● Supplied records:
%%

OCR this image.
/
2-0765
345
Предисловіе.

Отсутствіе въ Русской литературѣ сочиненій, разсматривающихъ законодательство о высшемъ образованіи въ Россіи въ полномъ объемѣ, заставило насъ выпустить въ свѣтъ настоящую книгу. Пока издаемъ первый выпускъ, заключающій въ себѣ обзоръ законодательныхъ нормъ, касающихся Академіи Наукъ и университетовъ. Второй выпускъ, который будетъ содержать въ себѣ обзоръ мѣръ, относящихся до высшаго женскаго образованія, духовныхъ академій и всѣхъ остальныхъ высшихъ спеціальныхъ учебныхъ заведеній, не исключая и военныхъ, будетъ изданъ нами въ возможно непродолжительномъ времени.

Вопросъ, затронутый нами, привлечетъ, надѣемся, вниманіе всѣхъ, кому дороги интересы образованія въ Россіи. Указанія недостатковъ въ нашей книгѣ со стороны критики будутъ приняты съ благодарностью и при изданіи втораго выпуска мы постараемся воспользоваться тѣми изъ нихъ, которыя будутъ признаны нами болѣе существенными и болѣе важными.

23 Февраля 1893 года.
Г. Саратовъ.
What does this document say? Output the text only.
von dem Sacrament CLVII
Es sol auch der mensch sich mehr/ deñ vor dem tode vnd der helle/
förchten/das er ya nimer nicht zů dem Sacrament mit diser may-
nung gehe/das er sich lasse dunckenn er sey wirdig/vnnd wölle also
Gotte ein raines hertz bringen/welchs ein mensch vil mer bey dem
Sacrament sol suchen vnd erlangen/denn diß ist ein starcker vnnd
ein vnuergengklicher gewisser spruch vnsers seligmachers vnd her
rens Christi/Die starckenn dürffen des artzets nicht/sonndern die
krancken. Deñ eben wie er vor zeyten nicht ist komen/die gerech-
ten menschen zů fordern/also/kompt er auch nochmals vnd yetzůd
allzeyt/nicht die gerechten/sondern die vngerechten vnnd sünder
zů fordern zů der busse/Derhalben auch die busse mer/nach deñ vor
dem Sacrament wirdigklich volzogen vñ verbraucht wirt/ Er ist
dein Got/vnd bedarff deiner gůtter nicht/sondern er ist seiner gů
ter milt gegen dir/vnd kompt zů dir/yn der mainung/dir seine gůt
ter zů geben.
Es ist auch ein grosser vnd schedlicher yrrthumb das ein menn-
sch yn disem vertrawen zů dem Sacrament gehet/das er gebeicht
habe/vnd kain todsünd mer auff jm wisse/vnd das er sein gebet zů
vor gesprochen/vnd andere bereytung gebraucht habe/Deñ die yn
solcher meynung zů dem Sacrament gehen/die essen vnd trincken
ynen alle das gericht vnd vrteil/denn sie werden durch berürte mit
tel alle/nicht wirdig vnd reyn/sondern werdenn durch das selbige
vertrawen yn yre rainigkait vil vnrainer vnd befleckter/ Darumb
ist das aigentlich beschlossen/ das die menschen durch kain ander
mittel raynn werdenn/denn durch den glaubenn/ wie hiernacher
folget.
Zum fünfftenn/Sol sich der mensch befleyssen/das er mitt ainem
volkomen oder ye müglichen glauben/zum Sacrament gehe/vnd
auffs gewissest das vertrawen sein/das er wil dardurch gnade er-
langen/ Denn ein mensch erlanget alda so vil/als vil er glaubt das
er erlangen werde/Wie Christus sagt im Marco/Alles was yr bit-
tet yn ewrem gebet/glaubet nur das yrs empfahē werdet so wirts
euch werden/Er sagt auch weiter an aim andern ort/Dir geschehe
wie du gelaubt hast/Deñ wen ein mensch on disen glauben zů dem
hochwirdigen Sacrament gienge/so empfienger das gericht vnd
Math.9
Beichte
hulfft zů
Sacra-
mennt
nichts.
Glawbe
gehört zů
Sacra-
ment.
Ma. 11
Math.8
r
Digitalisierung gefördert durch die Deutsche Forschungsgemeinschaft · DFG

%%

Copy each line of the data above that holds "fordern".

● Exercise answer:
ten menschen zů fordern/also/kompt er auch nochmals vnd yetzůd
zů fordern zů der busse/Derhalben auch die busse mer/nach deñ vor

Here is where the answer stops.